• STATED TASK
Images do not belong in the copy. Retype all the entries below exactly.

• EXERCISE INPUTS

^^^^

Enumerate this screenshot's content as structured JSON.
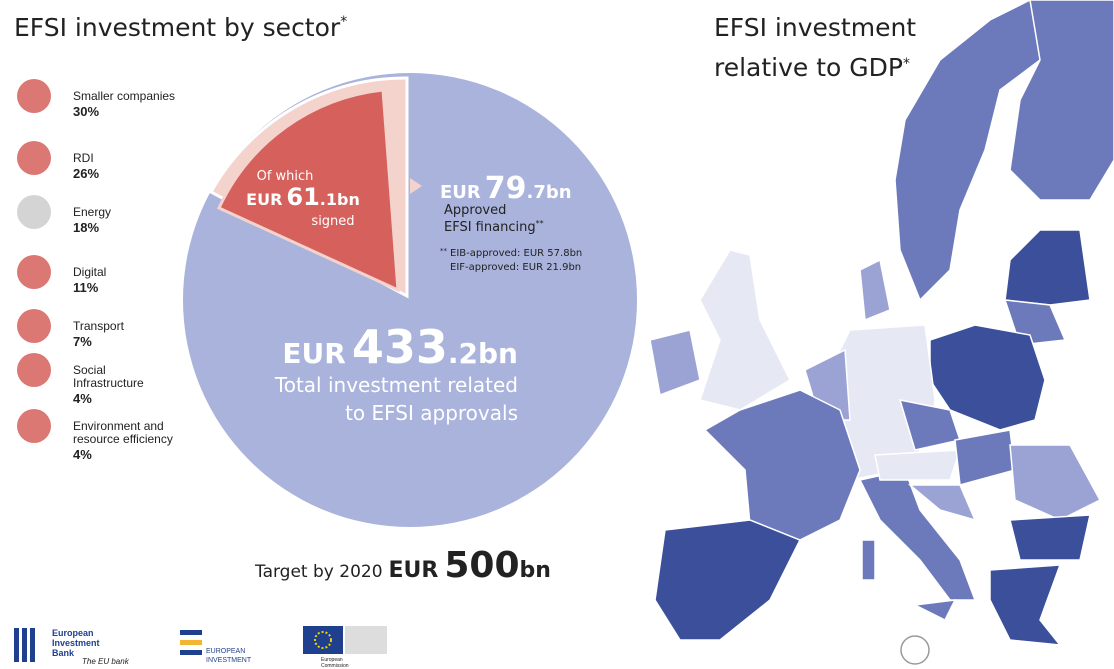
{
  "left": {
    "title": "EFSI investment by sector",
    "title_mark": "*",
    "sectors": [
      {
        "lines": [
          "Smaller companies"
        ],
        "share": "30%"
      },
      {
        "lines": [
          "RDI"
        ],
        "share": "26%"
      },
      {
        "lines": [
          "Energy"
        ],
        "share": "18%"
      },
      {
        "lines": [
          "Digital"
        ],
        "share": "11%"
      },
      {
        "lines": [
          "Transport"
        ],
        "share": "7%"
      },
      {
        "lines": [
          "Social",
          "Infrastructure"
        ],
        "share": "4%"
      },
      {
        "lines": [
          "Environment and",
          "resource efficiency"
        ],
        "share": "4%"
      }
    ]
  },
  "center": {
    "signed": {
      "line1": "Of which",
      "currency": "EUR",
      "amount": "61",
      "decimal": ".1bn",
      "line3": "signed"
    },
    "approved": {
      "currency": "EUR",
      "amount": "79",
      "decimal": ".7bn",
      "line1": "Approved",
      "line2": "EFSI financing",
      "mark": "**",
      "note_mark": "**",
      "note1": "EIB-approved: EUR 57.8bn",
      "note2": "EIF-approved: EUR 21.9bn"
    },
    "total": {
      "currency": "EUR",
      "amount": "433",
      "decimal": ".2bn",
      "line1": "Total investment related",
      "line2": "to EFSI approvals"
    },
    "target": {
      "label": "Target by 2020",
      "currency": "EUR",
      "amount": "500",
      "unit": "bn"
    }
  },
  "map": {
    "title_line1": "EFSI investment",
    "title_line2": "relative to GDP",
    "title_mark": "*"
  },
  "logos": {
    "eib_line1": "European",
    "eib_line2": "Investment",
    "eib_line3": "Bank",
    "eib_tagline": "The EU bank",
    "eif_line1": "EUROPEAN",
    "eif_line2": "INVESTMENT",
    "ec_line1": "European",
    "ec_line2": "Commission"
  }
}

^^^^

• TASK RESPONSE
Enumerate this screenshot's content as structured JSON.
{
  "left": {
    "title": "EFSI investment by sector",
    "title_mark": "*",
    "sectors": [
      {
        "lines": [
          "Smaller companies"
        ],
        "share": "30%"
      },
      {
        "lines": [
          "RDI"
        ],
        "share": "26%"
      },
      {
        "lines": [
          "Energy"
        ],
        "share": "18%"
      },
      {
        "lines": [
          "Digital"
        ],
        "share": "11%"
      },
      {
        "lines": [
          "Transport"
        ],
        "share": "7%"
      },
      {
        "lines": [
          "Social",
          "Infrastructure"
        ],
        "share": "4%"
      },
      {
        "lines": [
          "Environment and",
          "resource efficiency"
        ],
        "share": "4%"
      }
    ]
  },
  "center": {
    "signed": {
      "line1": "Of which",
      "currency": "EUR",
      "amount": "61",
      "decimal": ".1bn",
      "line3": "signed"
    },
    "approved": {
      "currency": "EUR",
      "amount": "79",
      "decimal": ".7bn",
      "line1": "Approved",
      "line2": "EFSI financing",
      "mark": "**",
      "note_mark": "**",
      "note1": "EIB-approved: EUR 57.8bn",
      "note2": "EIF-approved: EUR 21.9bn"
    },
    "total": {
      "currency": "EUR",
      "amount": "433",
      "decimal": ".2bn",
      "line1": "Total investment related",
      "line2": "to EFSI approvals"
    },
    "target": {
      "label": "Target by 2020",
      "currency": "EUR",
      "amount": "500",
      "unit": "bn"
    }
  },
  "map": {
    "title_line1": "EFSI investment",
    "title_line2": "relative to GDP",
    "title_mark": "*"
  },
  "logos": {
    "eib_line1": "European",
    "eib_line2": "Investment",
    "eib_line3": "Bank",
    "eib_tagline": "The EU bank",
    "eif_line1": "EUROPEAN",
    "eif_line2": "INVESTMENT",
    "ec_line1": "European",
    "ec_line2": "Commission"
  }
}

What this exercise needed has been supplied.